TO BE DONE: Would you pull out every line of the material that contains the string "name"?

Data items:
:::
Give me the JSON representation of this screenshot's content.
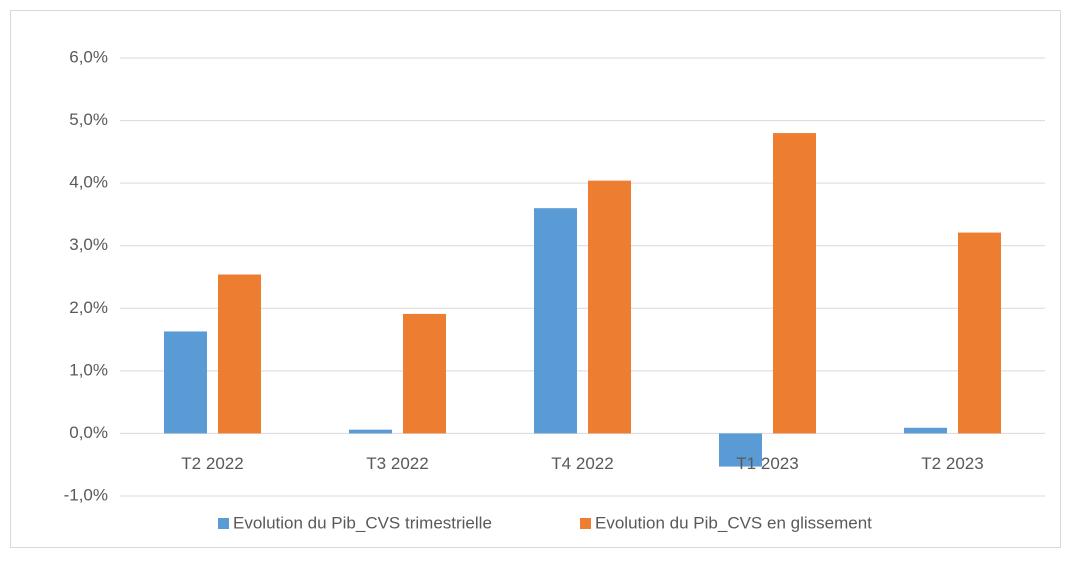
{
  "chart_data": {
    "type": "bar",
    "categories": [
      "T2 2022",
      "T3 2022",
      "T4 2022",
      "T1 2023",
      "T2 2023"
    ],
    "series": [
      {
        "name": "Evolution du Pib_CVS trimestrielle",
        "color": "#5b9bd5",
        "values": [
          1.63,
          0.06,
          3.6,
          -0.53,
          0.09
        ]
      },
      {
        "name": "Evolution du Pib_CVS en glissement",
        "color": "#ed7d31",
        "values": [
          2.54,
          1.91,
          4.04,
          4.8,
          3.21
        ]
      }
    ],
    "ylim": [
      -1,
      6
    ],
    "yticks": [
      {
        "value": -1,
        "label": "-1,0%"
      },
      {
        "value": 0,
        "label": "0,0%"
      },
      {
        "value": 1,
        "label": "1,0%"
      },
      {
        "value": 2,
        "label": "2,0%"
      },
      {
        "value": 3,
        "label": "3,0%"
      },
      {
        "value": 4,
        "label": "4,0%"
      },
      {
        "value": 5,
        "label": "5,0%"
      },
      {
        "value": 6,
        "label": "6,0%"
      }
    ],
    "grid": true,
    "legend": "bottom"
  }
}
:::
FULL OUTPUT:
        "name": "Evolution du Pib_CVS trimestrielle",
        "name": "Evolution du Pib_CVS en glissement",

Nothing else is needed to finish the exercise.